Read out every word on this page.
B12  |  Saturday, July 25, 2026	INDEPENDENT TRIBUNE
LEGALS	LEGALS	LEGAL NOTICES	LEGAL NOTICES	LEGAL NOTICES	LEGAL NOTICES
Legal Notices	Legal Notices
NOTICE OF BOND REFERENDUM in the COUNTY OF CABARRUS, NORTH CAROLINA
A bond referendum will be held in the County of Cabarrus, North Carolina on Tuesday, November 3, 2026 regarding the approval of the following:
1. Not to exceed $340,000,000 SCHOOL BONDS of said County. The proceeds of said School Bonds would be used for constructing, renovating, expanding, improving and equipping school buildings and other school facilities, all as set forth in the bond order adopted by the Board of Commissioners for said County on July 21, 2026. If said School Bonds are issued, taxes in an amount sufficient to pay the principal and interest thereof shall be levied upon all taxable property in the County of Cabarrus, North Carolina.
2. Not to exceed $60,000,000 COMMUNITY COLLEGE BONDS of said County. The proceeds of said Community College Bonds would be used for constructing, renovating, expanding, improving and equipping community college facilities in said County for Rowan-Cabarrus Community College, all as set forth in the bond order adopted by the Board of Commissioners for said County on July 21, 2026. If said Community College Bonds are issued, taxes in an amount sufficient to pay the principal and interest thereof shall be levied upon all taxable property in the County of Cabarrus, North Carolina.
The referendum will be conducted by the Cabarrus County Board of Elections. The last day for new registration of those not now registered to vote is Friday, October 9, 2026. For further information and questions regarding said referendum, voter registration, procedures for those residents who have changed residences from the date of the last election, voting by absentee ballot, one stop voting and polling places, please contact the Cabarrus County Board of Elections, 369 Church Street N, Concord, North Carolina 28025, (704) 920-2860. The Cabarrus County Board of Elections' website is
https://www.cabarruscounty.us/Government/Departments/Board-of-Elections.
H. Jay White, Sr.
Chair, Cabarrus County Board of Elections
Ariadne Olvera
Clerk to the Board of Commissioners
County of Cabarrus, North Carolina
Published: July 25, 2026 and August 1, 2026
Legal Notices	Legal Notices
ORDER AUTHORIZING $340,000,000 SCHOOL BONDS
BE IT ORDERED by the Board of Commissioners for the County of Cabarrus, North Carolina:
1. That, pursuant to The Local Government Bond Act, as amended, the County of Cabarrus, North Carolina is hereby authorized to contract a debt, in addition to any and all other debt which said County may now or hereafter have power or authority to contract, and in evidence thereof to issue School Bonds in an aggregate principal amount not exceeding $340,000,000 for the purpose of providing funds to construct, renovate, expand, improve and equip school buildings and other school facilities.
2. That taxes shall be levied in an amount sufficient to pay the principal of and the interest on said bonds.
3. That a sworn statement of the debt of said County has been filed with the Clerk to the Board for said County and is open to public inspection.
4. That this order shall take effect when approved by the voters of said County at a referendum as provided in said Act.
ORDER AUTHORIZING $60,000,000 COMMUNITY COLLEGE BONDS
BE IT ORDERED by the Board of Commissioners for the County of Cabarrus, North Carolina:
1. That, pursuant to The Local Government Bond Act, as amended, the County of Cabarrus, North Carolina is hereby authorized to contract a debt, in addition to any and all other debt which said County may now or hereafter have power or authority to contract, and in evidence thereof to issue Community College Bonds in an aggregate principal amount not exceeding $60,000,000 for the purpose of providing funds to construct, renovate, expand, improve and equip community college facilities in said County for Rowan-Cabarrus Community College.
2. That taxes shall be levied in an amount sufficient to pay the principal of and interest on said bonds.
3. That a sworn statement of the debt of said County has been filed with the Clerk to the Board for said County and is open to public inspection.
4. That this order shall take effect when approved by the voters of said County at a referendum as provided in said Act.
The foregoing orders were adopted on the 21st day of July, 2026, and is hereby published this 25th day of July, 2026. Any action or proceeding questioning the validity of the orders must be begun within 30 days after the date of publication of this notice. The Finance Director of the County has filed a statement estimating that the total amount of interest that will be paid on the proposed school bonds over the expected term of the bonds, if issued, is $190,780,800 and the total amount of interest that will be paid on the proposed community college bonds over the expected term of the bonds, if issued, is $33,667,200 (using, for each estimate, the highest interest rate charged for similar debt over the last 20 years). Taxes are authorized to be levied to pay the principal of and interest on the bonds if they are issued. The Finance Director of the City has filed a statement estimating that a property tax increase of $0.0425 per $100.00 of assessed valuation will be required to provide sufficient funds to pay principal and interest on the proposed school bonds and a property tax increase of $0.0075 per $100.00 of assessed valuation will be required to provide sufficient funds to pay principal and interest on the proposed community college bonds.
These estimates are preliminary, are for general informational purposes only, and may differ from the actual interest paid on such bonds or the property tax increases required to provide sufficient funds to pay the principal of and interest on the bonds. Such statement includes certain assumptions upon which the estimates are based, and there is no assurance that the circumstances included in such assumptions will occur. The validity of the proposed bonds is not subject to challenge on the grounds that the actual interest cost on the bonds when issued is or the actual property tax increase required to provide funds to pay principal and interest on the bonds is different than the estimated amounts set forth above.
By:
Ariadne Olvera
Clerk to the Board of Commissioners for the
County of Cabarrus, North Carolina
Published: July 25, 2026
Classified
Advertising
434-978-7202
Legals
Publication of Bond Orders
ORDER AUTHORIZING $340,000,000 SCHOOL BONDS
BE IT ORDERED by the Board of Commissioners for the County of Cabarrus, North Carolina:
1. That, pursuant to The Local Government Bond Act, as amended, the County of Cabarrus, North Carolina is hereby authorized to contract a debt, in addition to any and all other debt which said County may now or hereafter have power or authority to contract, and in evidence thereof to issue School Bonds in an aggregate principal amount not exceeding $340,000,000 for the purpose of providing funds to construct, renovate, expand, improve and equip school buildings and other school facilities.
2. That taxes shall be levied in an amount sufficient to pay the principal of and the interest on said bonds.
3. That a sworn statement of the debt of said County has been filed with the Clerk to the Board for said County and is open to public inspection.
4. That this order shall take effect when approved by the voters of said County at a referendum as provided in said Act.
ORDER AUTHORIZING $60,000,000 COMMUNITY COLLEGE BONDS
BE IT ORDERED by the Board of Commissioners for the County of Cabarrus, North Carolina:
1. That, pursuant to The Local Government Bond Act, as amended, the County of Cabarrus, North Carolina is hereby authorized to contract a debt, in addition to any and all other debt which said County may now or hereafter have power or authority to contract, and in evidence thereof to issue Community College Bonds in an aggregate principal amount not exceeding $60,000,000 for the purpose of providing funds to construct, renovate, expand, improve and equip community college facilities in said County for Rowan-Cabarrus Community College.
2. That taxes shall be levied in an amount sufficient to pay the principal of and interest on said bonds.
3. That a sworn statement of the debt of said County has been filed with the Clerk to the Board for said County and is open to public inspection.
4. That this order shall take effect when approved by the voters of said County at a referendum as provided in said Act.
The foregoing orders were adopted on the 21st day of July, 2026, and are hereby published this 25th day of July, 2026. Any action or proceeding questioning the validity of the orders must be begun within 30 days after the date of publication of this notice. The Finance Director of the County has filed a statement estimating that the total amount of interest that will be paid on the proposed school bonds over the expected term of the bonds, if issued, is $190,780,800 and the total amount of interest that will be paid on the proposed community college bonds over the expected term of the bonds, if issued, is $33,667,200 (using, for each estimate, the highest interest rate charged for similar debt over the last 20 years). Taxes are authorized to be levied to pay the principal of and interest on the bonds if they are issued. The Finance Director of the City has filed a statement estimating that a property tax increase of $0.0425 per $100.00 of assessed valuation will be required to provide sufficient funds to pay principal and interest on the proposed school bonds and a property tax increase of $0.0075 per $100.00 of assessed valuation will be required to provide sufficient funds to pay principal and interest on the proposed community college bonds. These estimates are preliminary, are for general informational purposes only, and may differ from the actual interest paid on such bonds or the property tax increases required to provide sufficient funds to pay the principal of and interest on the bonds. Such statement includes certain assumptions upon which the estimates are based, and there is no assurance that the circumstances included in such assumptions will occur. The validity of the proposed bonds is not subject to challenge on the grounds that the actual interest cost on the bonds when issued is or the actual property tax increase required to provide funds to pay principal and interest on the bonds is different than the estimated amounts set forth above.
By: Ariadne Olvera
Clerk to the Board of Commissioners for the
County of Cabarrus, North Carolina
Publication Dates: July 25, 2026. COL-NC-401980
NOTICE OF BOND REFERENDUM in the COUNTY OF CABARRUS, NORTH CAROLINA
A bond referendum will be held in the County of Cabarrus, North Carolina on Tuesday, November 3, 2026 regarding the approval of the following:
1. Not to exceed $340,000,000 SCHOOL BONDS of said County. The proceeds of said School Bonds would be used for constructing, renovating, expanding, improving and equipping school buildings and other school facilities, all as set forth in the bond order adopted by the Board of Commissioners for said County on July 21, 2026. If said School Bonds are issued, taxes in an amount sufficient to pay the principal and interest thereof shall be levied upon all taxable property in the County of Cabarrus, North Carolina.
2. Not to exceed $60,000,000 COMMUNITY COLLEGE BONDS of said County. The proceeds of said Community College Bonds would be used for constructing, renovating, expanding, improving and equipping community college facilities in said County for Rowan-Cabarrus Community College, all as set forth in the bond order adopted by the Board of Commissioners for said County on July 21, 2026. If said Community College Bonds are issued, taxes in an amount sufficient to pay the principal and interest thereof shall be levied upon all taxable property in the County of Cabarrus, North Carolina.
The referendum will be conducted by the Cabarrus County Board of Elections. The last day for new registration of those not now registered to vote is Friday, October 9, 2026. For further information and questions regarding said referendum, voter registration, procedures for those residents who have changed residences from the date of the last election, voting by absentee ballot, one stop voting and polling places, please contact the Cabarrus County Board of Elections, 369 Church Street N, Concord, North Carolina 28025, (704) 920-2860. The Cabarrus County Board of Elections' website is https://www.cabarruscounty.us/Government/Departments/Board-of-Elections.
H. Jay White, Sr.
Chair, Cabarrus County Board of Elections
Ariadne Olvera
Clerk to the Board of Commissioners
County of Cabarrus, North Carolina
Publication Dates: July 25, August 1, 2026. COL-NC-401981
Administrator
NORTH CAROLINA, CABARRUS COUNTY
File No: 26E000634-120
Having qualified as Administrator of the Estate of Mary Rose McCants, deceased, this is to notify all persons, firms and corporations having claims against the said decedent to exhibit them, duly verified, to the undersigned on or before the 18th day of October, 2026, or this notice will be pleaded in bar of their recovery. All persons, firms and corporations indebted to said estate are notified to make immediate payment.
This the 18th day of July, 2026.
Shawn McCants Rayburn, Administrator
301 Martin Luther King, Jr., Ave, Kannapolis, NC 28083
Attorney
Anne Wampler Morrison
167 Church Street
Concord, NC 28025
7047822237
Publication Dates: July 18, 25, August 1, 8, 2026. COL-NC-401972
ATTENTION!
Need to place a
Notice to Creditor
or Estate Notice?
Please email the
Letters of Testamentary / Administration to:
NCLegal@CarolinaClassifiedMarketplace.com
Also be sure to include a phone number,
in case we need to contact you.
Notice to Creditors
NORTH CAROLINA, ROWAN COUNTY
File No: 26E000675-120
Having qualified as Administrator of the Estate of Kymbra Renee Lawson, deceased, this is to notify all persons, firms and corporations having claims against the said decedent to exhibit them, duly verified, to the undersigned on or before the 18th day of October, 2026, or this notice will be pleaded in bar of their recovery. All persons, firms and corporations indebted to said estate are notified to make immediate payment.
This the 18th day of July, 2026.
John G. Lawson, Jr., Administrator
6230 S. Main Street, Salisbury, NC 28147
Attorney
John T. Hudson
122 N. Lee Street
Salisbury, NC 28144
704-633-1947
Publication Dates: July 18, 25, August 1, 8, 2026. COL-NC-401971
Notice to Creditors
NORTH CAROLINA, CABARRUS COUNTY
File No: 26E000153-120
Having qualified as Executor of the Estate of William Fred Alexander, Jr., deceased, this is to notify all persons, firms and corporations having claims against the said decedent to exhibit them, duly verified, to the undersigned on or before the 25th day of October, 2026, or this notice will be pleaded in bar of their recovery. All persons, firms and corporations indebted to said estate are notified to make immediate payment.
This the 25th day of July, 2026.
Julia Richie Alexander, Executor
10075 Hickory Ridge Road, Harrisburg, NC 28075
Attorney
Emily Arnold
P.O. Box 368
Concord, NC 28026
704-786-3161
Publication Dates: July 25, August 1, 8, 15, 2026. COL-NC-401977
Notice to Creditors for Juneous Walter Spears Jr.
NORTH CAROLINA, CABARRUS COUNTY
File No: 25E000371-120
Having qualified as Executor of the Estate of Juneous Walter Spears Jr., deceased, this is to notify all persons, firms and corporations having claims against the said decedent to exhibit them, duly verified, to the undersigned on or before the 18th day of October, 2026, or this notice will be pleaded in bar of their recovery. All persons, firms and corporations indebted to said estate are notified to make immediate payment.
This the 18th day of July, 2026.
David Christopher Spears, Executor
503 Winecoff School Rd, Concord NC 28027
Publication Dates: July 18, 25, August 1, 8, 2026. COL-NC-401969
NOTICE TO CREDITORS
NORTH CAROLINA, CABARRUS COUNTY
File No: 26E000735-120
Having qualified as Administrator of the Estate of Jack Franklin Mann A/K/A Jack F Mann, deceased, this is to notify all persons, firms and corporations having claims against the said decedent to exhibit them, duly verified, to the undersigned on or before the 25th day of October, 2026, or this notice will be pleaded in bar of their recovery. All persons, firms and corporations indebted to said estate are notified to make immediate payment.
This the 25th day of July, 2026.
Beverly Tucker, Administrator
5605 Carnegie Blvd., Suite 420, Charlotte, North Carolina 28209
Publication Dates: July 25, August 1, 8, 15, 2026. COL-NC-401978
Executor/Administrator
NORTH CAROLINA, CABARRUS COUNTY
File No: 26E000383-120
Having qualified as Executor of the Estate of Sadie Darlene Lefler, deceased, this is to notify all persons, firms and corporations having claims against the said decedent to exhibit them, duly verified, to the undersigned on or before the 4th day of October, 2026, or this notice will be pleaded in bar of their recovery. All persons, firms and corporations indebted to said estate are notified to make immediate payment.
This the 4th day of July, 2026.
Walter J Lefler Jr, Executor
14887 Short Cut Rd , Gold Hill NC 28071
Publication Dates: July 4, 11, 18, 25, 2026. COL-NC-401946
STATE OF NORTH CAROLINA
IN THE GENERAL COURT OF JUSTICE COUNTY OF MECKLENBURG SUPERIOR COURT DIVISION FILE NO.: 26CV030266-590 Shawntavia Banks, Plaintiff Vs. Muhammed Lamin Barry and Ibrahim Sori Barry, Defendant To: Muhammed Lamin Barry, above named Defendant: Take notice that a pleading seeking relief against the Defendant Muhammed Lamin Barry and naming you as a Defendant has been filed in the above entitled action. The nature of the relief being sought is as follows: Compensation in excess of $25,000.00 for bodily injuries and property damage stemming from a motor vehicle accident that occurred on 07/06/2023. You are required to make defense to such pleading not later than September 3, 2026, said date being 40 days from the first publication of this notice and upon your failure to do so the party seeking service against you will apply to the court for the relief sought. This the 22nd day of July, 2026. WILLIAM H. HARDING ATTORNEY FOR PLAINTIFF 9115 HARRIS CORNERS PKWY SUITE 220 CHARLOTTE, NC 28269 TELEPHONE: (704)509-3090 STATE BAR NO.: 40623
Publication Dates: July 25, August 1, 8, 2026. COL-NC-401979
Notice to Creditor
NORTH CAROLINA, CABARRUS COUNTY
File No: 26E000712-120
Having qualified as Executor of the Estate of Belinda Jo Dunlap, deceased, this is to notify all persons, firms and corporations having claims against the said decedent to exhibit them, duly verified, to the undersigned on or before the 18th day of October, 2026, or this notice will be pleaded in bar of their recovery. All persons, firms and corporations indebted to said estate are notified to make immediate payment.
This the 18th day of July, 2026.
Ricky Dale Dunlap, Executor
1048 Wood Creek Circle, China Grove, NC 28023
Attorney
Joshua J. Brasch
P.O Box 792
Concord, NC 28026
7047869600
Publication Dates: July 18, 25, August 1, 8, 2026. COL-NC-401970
☆ ☆ ☆
Extract from the data every line where "Juneous" shows up.

Notice to Creditors for Juneous Walter Spears Jr.
Having qualified as Executor of the Estate of Juneous Walter Spears Jr., deceased, this is to notify all persons, firms and corporations having claims against the said decedent to exhibit them, duly verified, to the undersigned on or before the 18th day of October, 2026, or this notice will be pleaded in bar of their recovery. All persons, firms and corporations indebted to said estate are notified to make immediate payment.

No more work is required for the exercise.